Please set down all the lines beneath this one exactly, without the pictures.

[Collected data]
-*-*-

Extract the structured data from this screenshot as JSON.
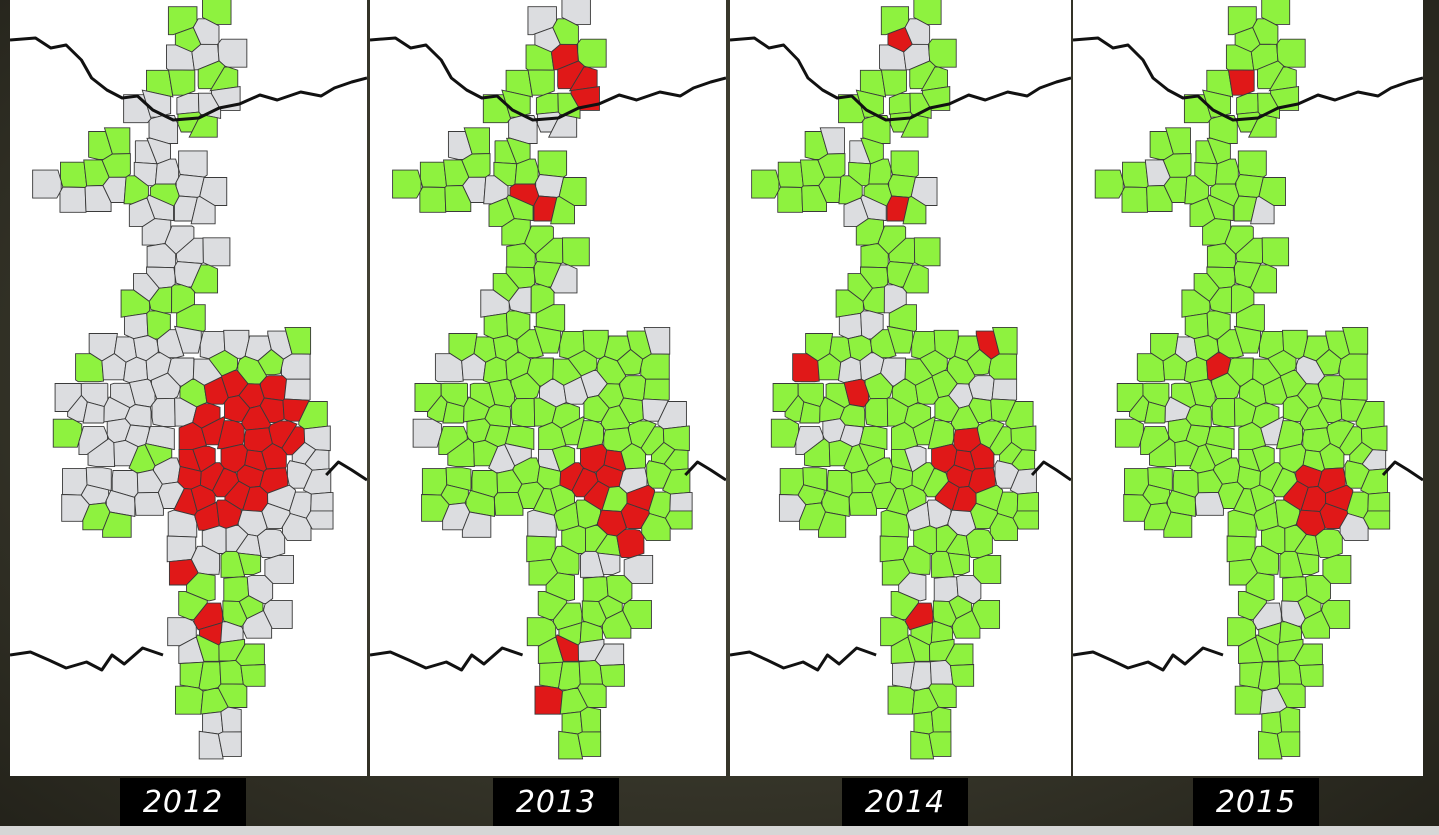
{
  "legend_colors": {
    "grey": "#dcdde0",
    "green": "#8ef23f",
    "red": "#e01818"
  },
  "panels": [
    {
      "year": "2012"
    },
    {
      "year": "2013"
    },
    {
      "year": "2014"
    },
    {
      "year": "2015"
    }
  ]
}
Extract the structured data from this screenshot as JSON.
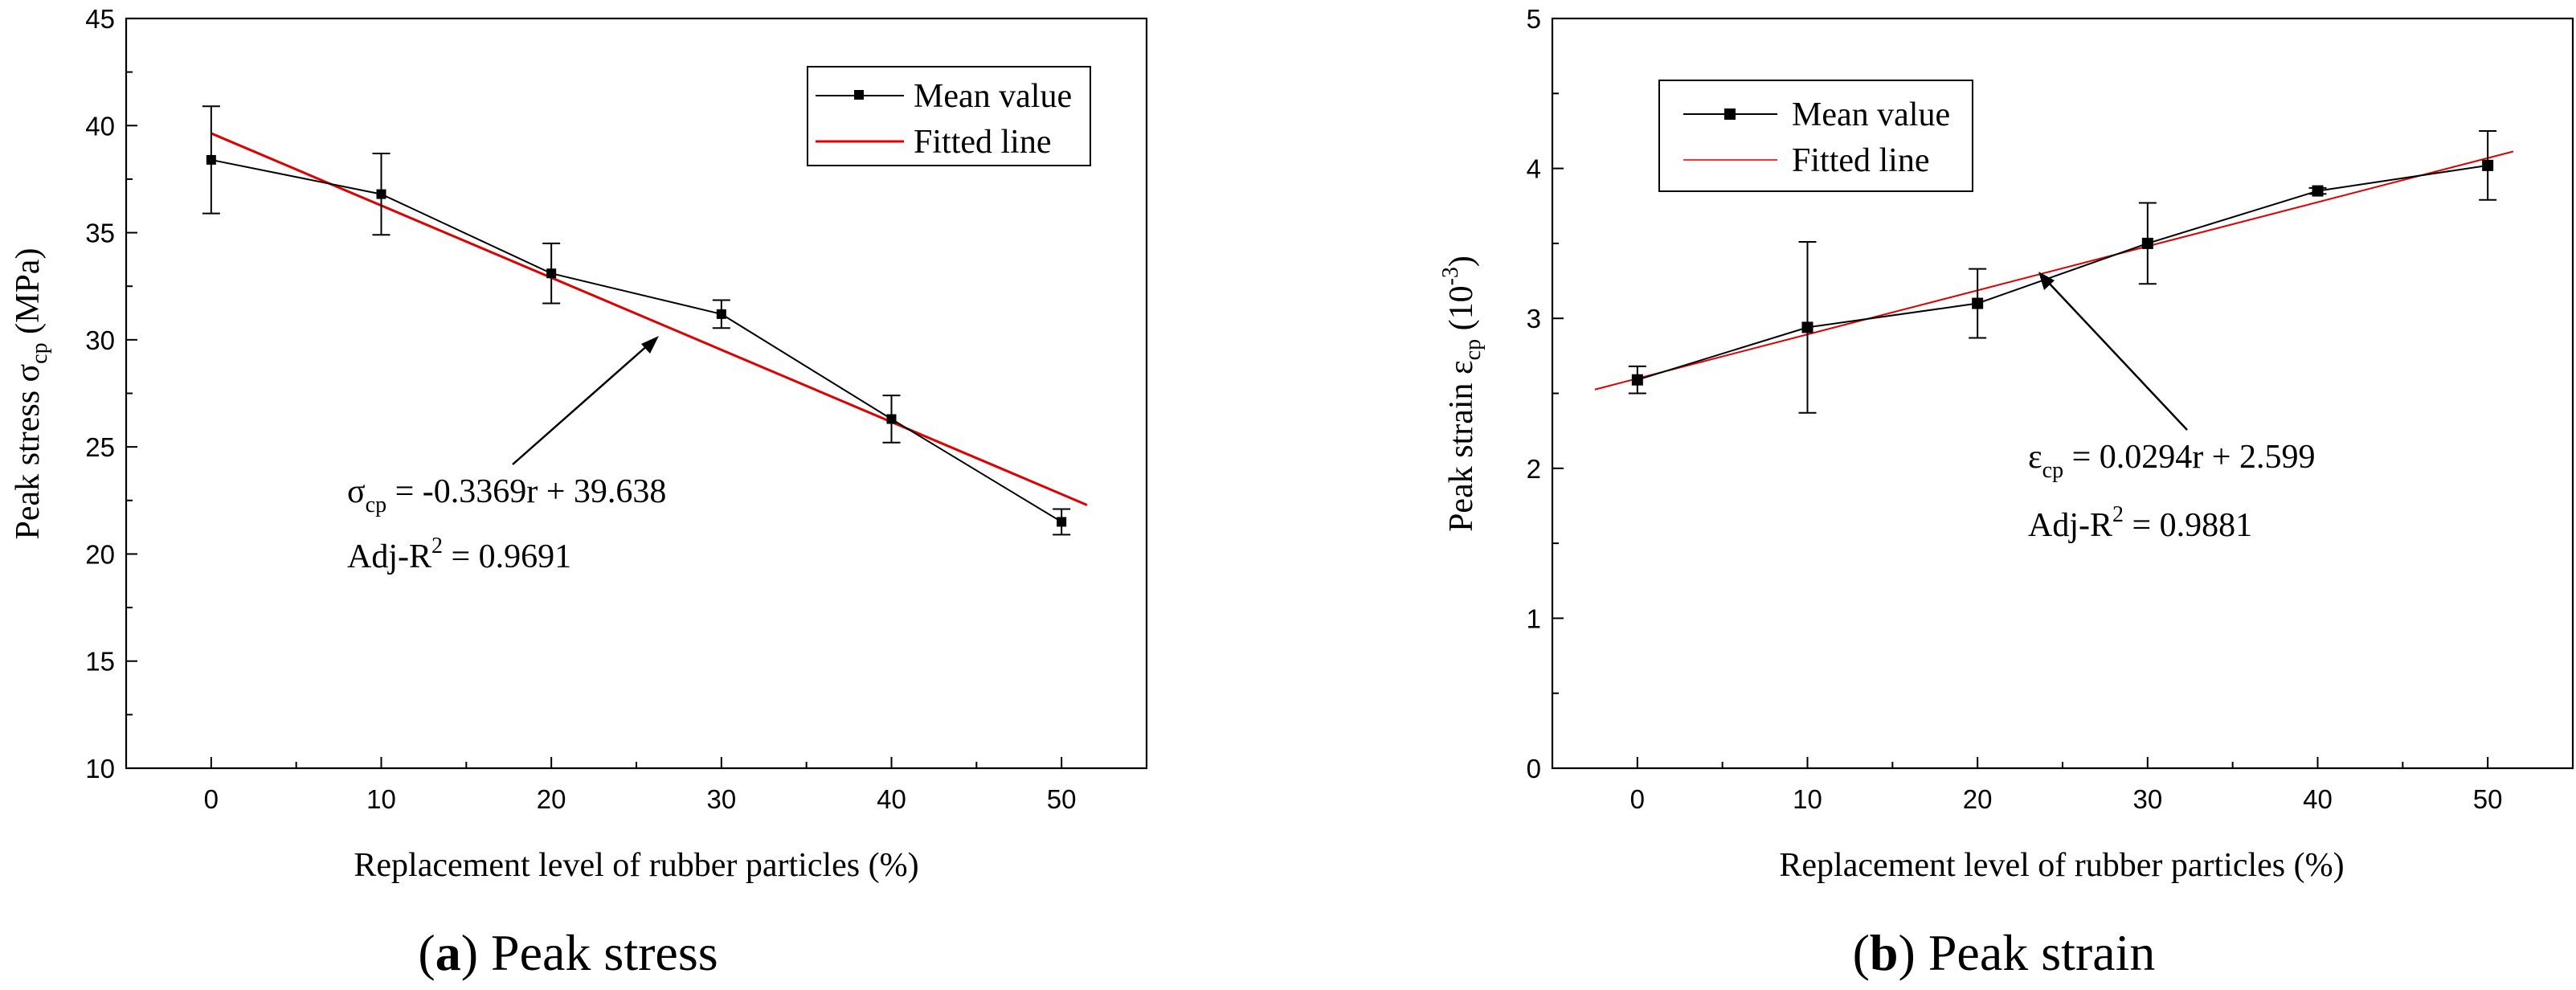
{
  "chart_data": [
    {
      "type": "line",
      "id": "a",
      "caption_letter": "a",
      "caption_text": "Peak stress",
      "xlabel": "Replacement level of rubber particles (%)",
      "ylabel_prefix": "Peak stress σ",
      "ylabel_sub": "cp",
      "ylabel_suffix": " (MPa)",
      "xlim": [
        -5,
        55
      ],
      "ylim": [
        10,
        45
      ],
      "x_ticks": [
        0,
        10,
        20,
        30,
        40,
        50
      ],
      "y_ticks": [
        10,
        15,
        20,
        25,
        30,
        35,
        40,
        45
      ],
      "legend": [
        "Mean value",
        "Fitted line"
      ],
      "series": [
        {
          "name": "Mean value",
          "x": [
            0,
            10,
            20,
            30,
            40,
            50
          ],
          "y": [
            38.4,
            36.8,
            33.1,
            31.2,
            26.3,
            21.5
          ],
          "err": [
            2.5,
            1.9,
            1.4,
            0.65,
            1.1,
            0.6
          ]
        }
      ],
      "fit": {
        "slope": -0.3369,
        "intercept": 39.638,
        "x_range": [
          0,
          51.5
        ],
        "color": "#e00000"
      },
      "equation": {
        "lhs": "σ",
        "sub": "cp",
        "rhs": " = -0.3369r + 39.638",
        "r2_prefix": "Adj-R",
        "r2_sup": "2",
        "r2_value": " = 0.9691"
      }
    },
    {
      "type": "line",
      "id": "b",
      "caption_letter": "b",
      "caption_text": "Peak strain",
      "xlabel": "Replacement level of rubber particles (%)",
      "ylabel_prefix": "Peak strain ε",
      "ylabel_sub": "cp",
      "ylabel_suffix": "  (10",
      "ylabel_sup": "-3",
      "ylabel_end": ")",
      "xlim": [
        -5,
        55
      ],
      "ylim": [
        0,
        5
      ],
      "x_ticks": [
        0,
        10,
        20,
        30,
        40,
        50
      ],
      "y_ticks": [
        0,
        1,
        2,
        3,
        4,
        5
      ],
      "legend": [
        "Mean value",
        "Fitted line"
      ],
      "series": [
        {
          "name": "Mean value",
          "x": [
            0,
            10,
            20,
            30,
            40,
            50
          ],
          "y": [
            2.59,
            2.94,
            3.1,
            3.5,
            3.85,
            4.02
          ],
          "err": [
            0.09,
            0.57,
            0.23,
            0.27,
            0.02,
            0.23
          ]
        }
      ],
      "fit": {
        "slope": 0.0294,
        "intercept": 2.599,
        "x_range": [
          -2.5,
          51.5
        ],
        "color": "#ff3030"
      },
      "equation": {
        "lhs": "ε",
        "sub": "cp",
        "rhs": " = 0.0294r + 2.599",
        "r2_prefix": "Adj-R",
        "r2_sup": "2",
        "r2_value": " = 0.9881"
      }
    }
  ]
}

-*-*-

:: REPLY TO THE EXERCISE ::
Extract the structured data from this screenshot as JSON.
{
  "legend_colors": {
    "grey": "#dcdde0",
    "green": "#8ef23f",
    "red": "#e01818"
  },
  "panels": [
    {
      "year": "2012"
    },
    {
      "year": "2013"
    },
    {
      "year": "2014"
    },
    {
      "year": "2015"
    }
  ]
}
Extract the structured data from this screenshot as JSON.
{
  "chart_data": [
    {
      "type": "line",
      "id": "a",
      "caption_letter": "a",
      "caption_text": "Peak stress",
      "xlabel": "Replacement level of rubber particles (%)",
      "ylabel_prefix": "Peak stress σ",
      "ylabel_sub": "cp",
      "ylabel_suffix": " (MPa)",
      "xlim": [
        -5,
        55
      ],
      "ylim": [
        10,
        45
      ],
      "x_ticks": [
        0,
        10,
        20,
        30,
        40,
        50
      ],
      "y_ticks": [
        10,
        15,
        20,
        25,
        30,
        35,
        40,
        45
      ],
      "legend": [
        "Mean value",
        "Fitted line"
      ],
      "series": [
        {
          "name": "Mean value",
          "x": [
            0,
            10,
            20,
            30,
            40,
            50
          ],
          "y": [
            38.4,
            36.8,
            33.1,
            31.2,
            26.3,
            21.5
          ],
          "err": [
            2.5,
            1.9,
            1.4,
            0.65,
            1.1,
            0.6
          ]
        }
      ],
      "fit": {
        "slope": -0.3369,
        "intercept": 39.638,
        "x_range": [
          0,
          51.5
        ],
        "color": "#e00000"
      },
      "equation": {
        "lhs": "σ",
        "sub": "cp",
        "rhs": " = -0.3369r + 39.638",
        "r2_prefix": "Adj-R",
        "r2_sup": "2",
        "r2_value": " = 0.9691"
      }
    },
    {
      "type": "line",
      "id": "b",
      "caption_letter": "b",
      "caption_text": "Peak strain",
      "xlabel": "Replacement level of rubber particles (%)",
      "ylabel_prefix": "Peak strain ε",
      "ylabel_sub": "cp",
      "ylabel_suffix": "  (10",
      "ylabel_sup": "-3",
      "ylabel_end": ")",
      "xlim": [
        -5,
        55
      ],
      "ylim": [
        0,
        5
      ],
      "x_ticks": [
        0,
        10,
        20,
        30,
        40,
        50
      ],
      "y_ticks": [
        0,
        1,
        2,
        3,
        4,
        5
      ],
      "legend": [
        "Mean value",
        "Fitted line"
      ],
      "series": [
        {
          "name": "Mean value",
          "x": [
            0,
            10,
            20,
            30,
            40,
            50
          ],
          "y": [
            2.59,
            2.94,
            3.1,
            3.5,
            3.85,
            4.02
          ],
          "err": [
            0.09,
            0.57,
            0.23,
            0.27,
            0.02,
            0.23
          ]
        }
      ],
      "fit": {
        "slope": 0.0294,
        "intercept": 2.599,
        "x_range": [
          -2.5,
          51.5
        ],
        "color": "#ff3030"
      },
      "equation": {
        "lhs": "ε",
        "sub": "cp",
        "rhs": " = 0.0294r + 2.599",
        "r2_prefix": "Adj-R",
        "r2_sup": "2",
        "r2_value": " = 0.9881"
      }
    }
  ]
}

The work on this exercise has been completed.